**Entries from a visual dataset**
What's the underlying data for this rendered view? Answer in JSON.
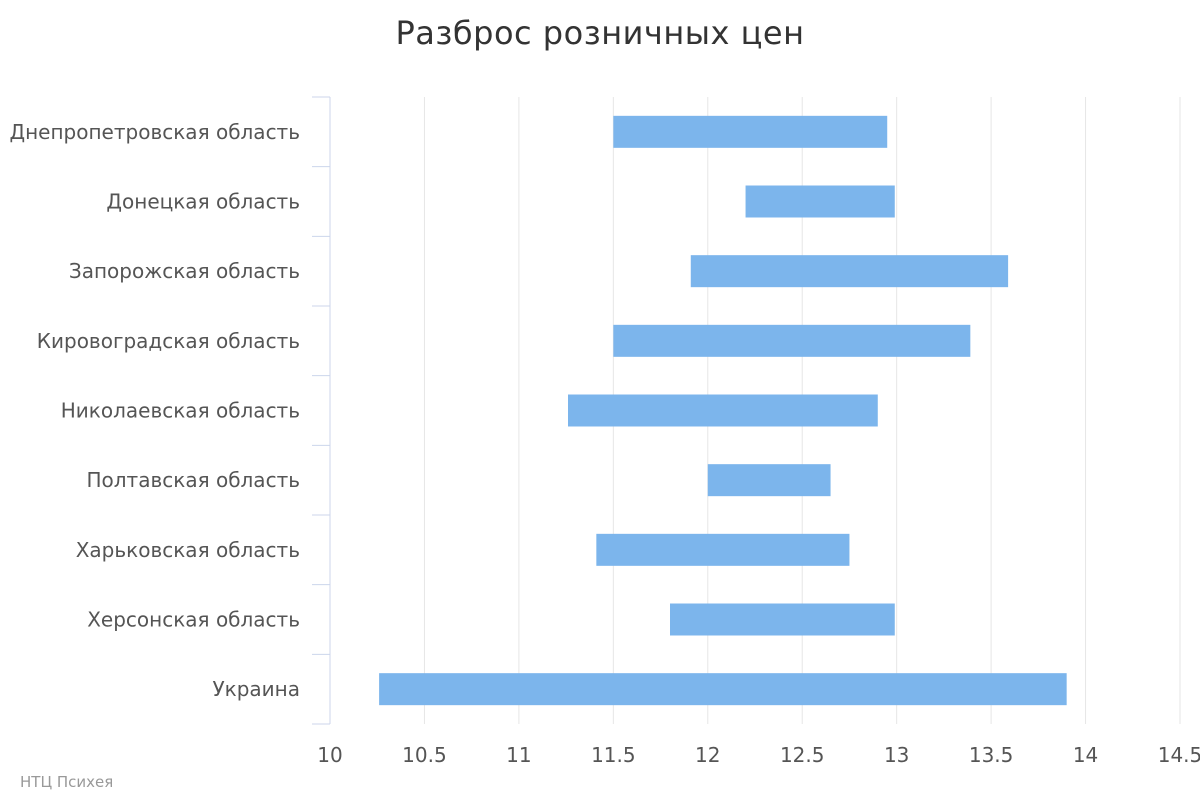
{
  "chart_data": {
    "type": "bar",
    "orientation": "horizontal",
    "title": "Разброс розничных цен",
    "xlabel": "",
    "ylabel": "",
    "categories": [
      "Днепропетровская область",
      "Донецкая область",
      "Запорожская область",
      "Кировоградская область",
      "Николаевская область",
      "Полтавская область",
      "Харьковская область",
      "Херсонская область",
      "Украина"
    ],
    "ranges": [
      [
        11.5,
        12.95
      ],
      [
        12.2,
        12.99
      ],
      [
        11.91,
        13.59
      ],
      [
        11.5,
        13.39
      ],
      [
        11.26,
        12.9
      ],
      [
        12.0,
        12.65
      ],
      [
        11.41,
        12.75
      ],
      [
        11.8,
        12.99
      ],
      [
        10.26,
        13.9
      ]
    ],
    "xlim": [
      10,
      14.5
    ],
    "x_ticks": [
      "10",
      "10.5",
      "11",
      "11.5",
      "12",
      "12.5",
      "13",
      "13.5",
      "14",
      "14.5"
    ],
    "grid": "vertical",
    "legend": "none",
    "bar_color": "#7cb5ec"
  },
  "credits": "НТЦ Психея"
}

**TO DO**
Write out all the entries word for word, but skip any images.

**FULL SOLUTION**
What's the underlying data for this rendered view? Answer in JSON.
{
  "chart_data": {
    "type": "bar",
    "orientation": "horizontal",
    "title": "Разброс розничных цен",
    "xlabel": "",
    "ylabel": "",
    "categories": [
      "Днепропетровская область",
      "Донецкая область",
      "Запорожская область",
      "Кировоградская область",
      "Николаевская область",
      "Полтавская область",
      "Харьковская область",
      "Херсонская область",
      "Украина"
    ],
    "ranges": [
      [
        11.5,
        12.95
      ],
      [
        12.2,
        12.99
      ],
      [
        11.91,
        13.59
      ],
      [
        11.5,
        13.39
      ],
      [
        11.26,
        12.9
      ],
      [
        12.0,
        12.65
      ],
      [
        11.41,
        12.75
      ],
      [
        11.8,
        12.99
      ],
      [
        10.26,
        13.9
      ]
    ],
    "xlim": [
      10,
      14.5
    ],
    "x_ticks": [
      "10",
      "10.5",
      "11",
      "11.5",
      "12",
      "12.5",
      "13",
      "13.5",
      "14",
      "14.5"
    ],
    "grid": "vertical",
    "legend": "none",
    "bar_color": "#7cb5ec"
  },
  "credits": "НТЦ Психея"
}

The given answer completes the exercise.